"""

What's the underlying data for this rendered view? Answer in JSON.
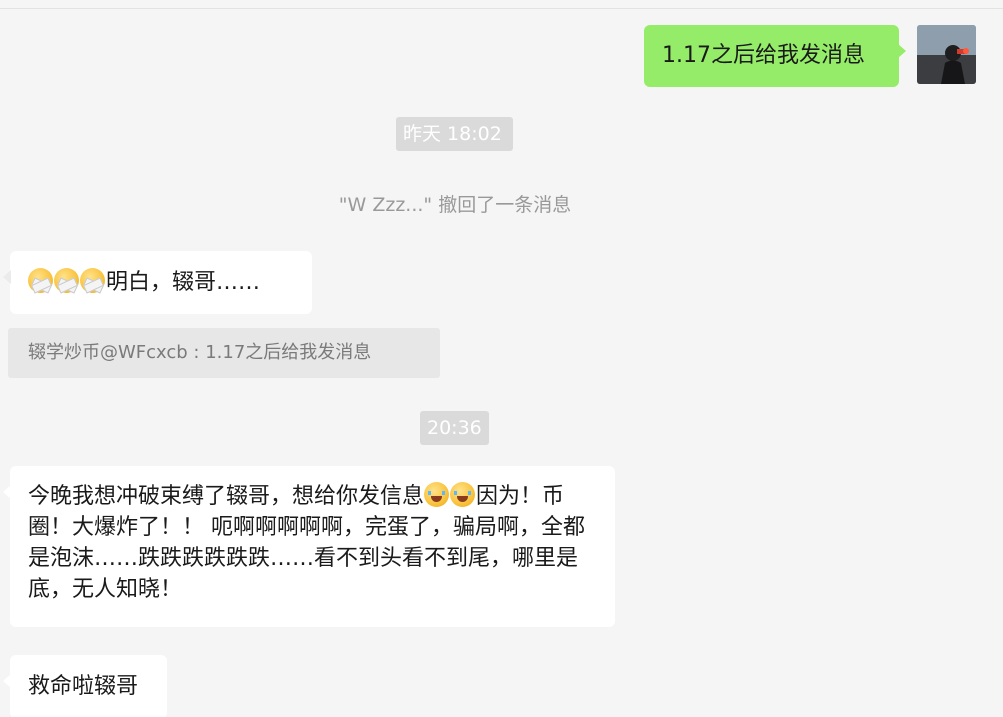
{
  "messages": {
    "sent_top": "1.17之后给我发消息",
    "recv_first_text": "明白，辍哥……",
    "recv_long_lead": "今晚我想冲破束缚了辍哥，想给你发信息",
    "recv_long_tail": "因为！币圈！大爆炸了！！ 呃啊啊啊啊啊，完蛋了，骗局啊，全都是泡沫……跌跌跌跌跌跌……看不到头看不到尾，哪里是底，无人知晓！",
    "recv_last": "救命啦辍哥"
  },
  "timestamps": {
    "first": "昨天 18:02",
    "second": "20:36"
  },
  "system": {
    "recall_notice": "\"W Zzz...\" 撤回了一条消息"
  },
  "quote": {
    "text": "辍学炒币@WFcxcb : 1.17之后给我发消息"
  },
  "icons": {
    "tape_emoji": "mouth-taped-emoji",
    "cry_emoji": "crying-emoji"
  },
  "colors": {
    "self_bubble": "#95ec69",
    "other_bubble": "#ffffff",
    "background": "#f5f5f5",
    "timestamp_bg": "#dadada"
  }
}
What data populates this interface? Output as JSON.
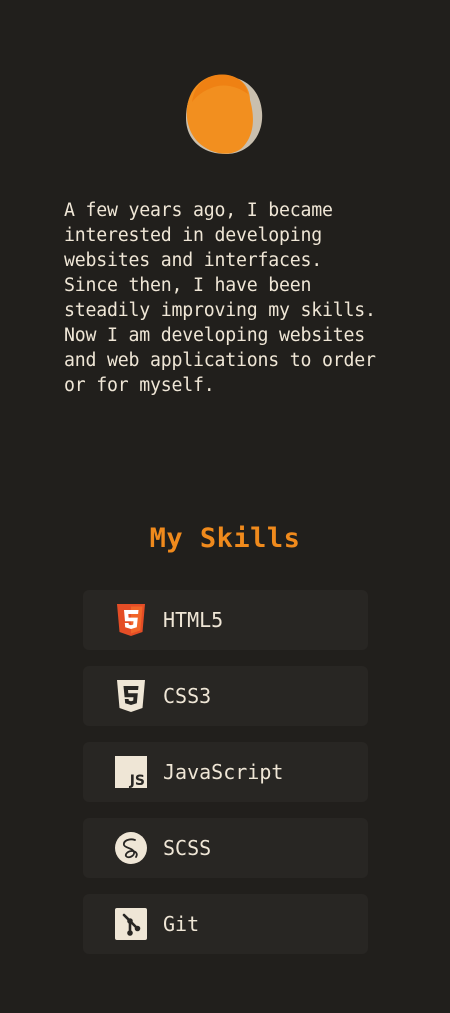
{
  "about": {
    "text": "A few years ago, I became\ninterested in developing\nwebsites and interfaces.\nSince then, I have been\nsteadily improving my skills.\nNow I am developing websites\nand web applications to order\nor for myself."
  },
  "skills": {
    "title": "My Skills",
    "items": [
      {
        "label": "HTML5",
        "icon": "html5-icon"
      },
      {
        "label": "CSS3",
        "icon": "css3-icon"
      },
      {
        "label": "JavaScript",
        "icon": "javascript-icon"
      },
      {
        "label": "SCSS",
        "icon": "sass-icon"
      },
      {
        "label": "Git",
        "icon": "git-icon"
      }
    ]
  },
  "colors": {
    "background": "#211f1c",
    "accent": "#f08a1c",
    "text": "#efe6d6",
    "card": "#282623",
    "html5": "#e44d26"
  }
}
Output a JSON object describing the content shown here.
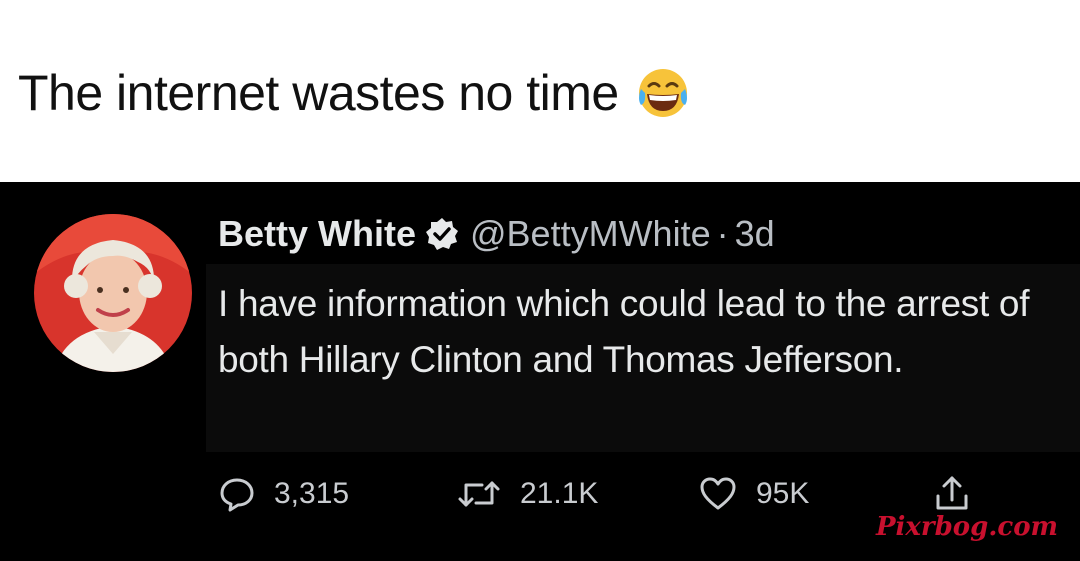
{
  "caption": {
    "text": "The internet wastes no time",
    "emoji": "face-with-tears-of-joy-icon"
  },
  "tweet": {
    "display_name": "Betty White",
    "verified_icon": "verified-badge-icon",
    "handle": "@BettyMWhite",
    "separator": "·",
    "time": "3d",
    "text": "I have information which could lead to the arrest of both Hillary Clinton and Thomas Jefferson.",
    "actions": {
      "reply_count": "3,315",
      "retweet_count": "21.1K",
      "like_count": "95K"
    }
  },
  "watermark": "Pixrbog.com",
  "colors": {
    "tweet_background": "#000000",
    "primary_text": "#e7e9ea",
    "secondary_text": "#b9bec4",
    "watermark": "#c8102e"
  }
}
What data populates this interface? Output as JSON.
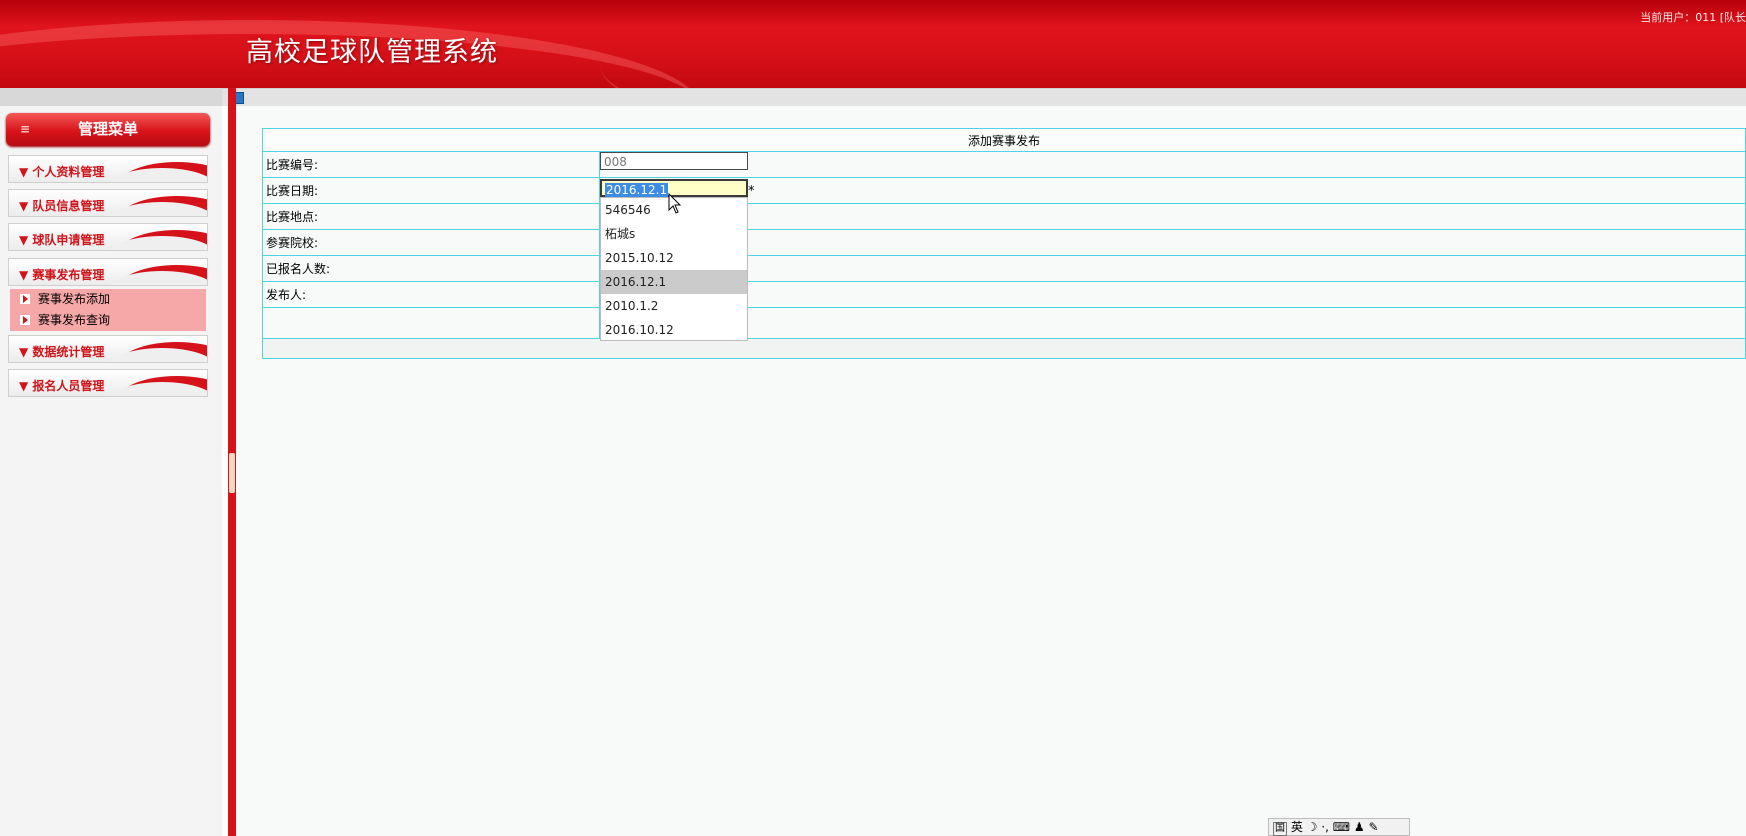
{
  "header": {
    "title": "高校足球队管理系统",
    "current_user": "当前用户：011 [队长"
  },
  "sidebar": {
    "menu_title": "管理菜单",
    "items": [
      {
        "label": "个人资料管理"
      },
      {
        "label": "队员信息管理"
      },
      {
        "label": "球队申请管理"
      },
      {
        "label": "赛事发布管理"
      },
      {
        "label": "数据统计管理"
      },
      {
        "label": "报名人员管理"
      }
    ],
    "subitems": [
      {
        "label": "赛事发布添加"
      },
      {
        "label": "赛事发布查询"
      }
    ]
  },
  "form": {
    "title": "添加赛事发布",
    "fields": [
      {
        "label": "比赛编号:"
      },
      {
        "label": "比赛日期:"
      },
      {
        "label": "比赛地点:"
      },
      {
        "label": "参赛院校:"
      },
      {
        "label": "已报名人数:"
      },
      {
        "label": "发布人:"
      }
    ],
    "match_id_value": "008",
    "match_date_value": "2016.12.1",
    "required_mark": "*"
  },
  "autocomplete": {
    "options": [
      "546546",
      "柘城s",
      "2015.10.12",
      "2016.12.1",
      "2010.1.2",
      "2016.10.12"
    ],
    "highlighted": "2016.12.1"
  },
  "ime_bar": {
    "mode": "国",
    "lang": "英"
  },
  "colors": {
    "brand_red": "#d40f17",
    "table_border": "#4fd4e0",
    "input_active_bg": "#ffffc6"
  }
}
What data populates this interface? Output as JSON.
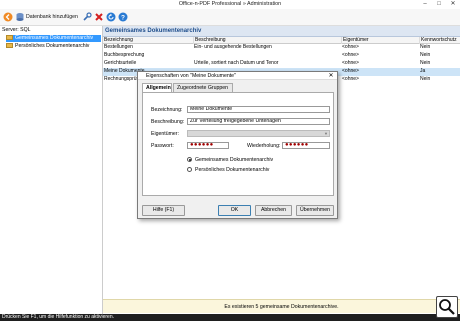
{
  "window": {
    "title": "Office-n-PDF Professional  »  Administration"
  },
  "toolbar": {
    "add_db_label": "Datenbank hinzufügen"
  },
  "tree": {
    "server_label": "Server: SQL",
    "items": [
      {
        "label": "Gemeinsames Dokumentenarchiv",
        "selected": true
      },
      {
        "label": "Persönliches Dokumentenarchiv",
        "selected": false
      }
    ]
  },
  "main": {
    "title": "Gemeinsames Dokumentenarchiv",
    "columns": [
      "Bezeichnung",
      "Beschreibung",
      "Eigentümer",
      "Kennwortschutz"
    ],
    "rows": [
      {
        "name": "Bestellungen",
        "desc": "Ein- und ausgehende Bestellungen",
        "owner": "<ohne>",
        "pw": "Nein",
        "selected": false
      },
      {
        "name": "Buchbesprechung",
        "desc": "",
        "owner": "<ohne>",
        "pw": "Nein",
        "selected": false
      },
      {
        "name": "Gerichtsurteile",
        "desc": "Urteile, sortiert nach Datum und Tenor",
        "owner": "<ohne>",
        "pw": "Nein",
        "selected": false
      },
      {
        "name": "Meine Dokumente",
        "desc": "",
        "owner": "<ohne>",
        "pw": "Ja",
        "selected": true
      },
      {
        "name": "Rechnungsprüfung",
        "desc": "",
        "owner": "<ohne>",
        "pw": "Nein",
        "selected": false
      }
    ],
    "footer": "Es existieren 5 gemeinsame Dokumentenarchive."
  },
  "status": "Drücken Sie F1, um die Hilfefunktion zu aktivieren.",
  "dialog": {
    "title": "Eigenschaften von \"Meine Dokumente\"",
    "tabs": [
      "Allgemein",
      "Zugeordnete Gruppen"
    ],
    "labels": {
      "name": "Bezeichnung:",
      "desc": "Beschreibung:",
      "owner": "Eigentümer:",
      "password": "Passwort:",
      "repeat": "Wiederholung:"
    },
    "values": {
      "name": "Meine Dokumente",
      "desc": "Zur Verteilung freigegebene Unterlagen",
      "password": "●●●●●●",
      "repeat": "●●●●●●"
    },
    "radios": [
      {
        "label": "Gemeinsames Dokumentenarchiv",
        "checked": true
      },
      {
        "label": "Persönliches Dokumentenarchiv",
        "checked": false
      }
    ],
    "buttons": {
      "help": "Hilfe (F1)",
      "ok": "OK",
      "cancel": "Abbrechen",
      "apply": "Übernehmen"
    }
  },
  "colors": {
    "selection": "#3399ff",
    "banner_text": "#1f4e8c",
    "footer_bg": "#fbf6dc",
    "password_dots": "#a00000"
  }
}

"""

Track down every line holding the string "watermark" and copy it.

  "watermark": "Pixrbog.com",
    "watermark": "#c8102e"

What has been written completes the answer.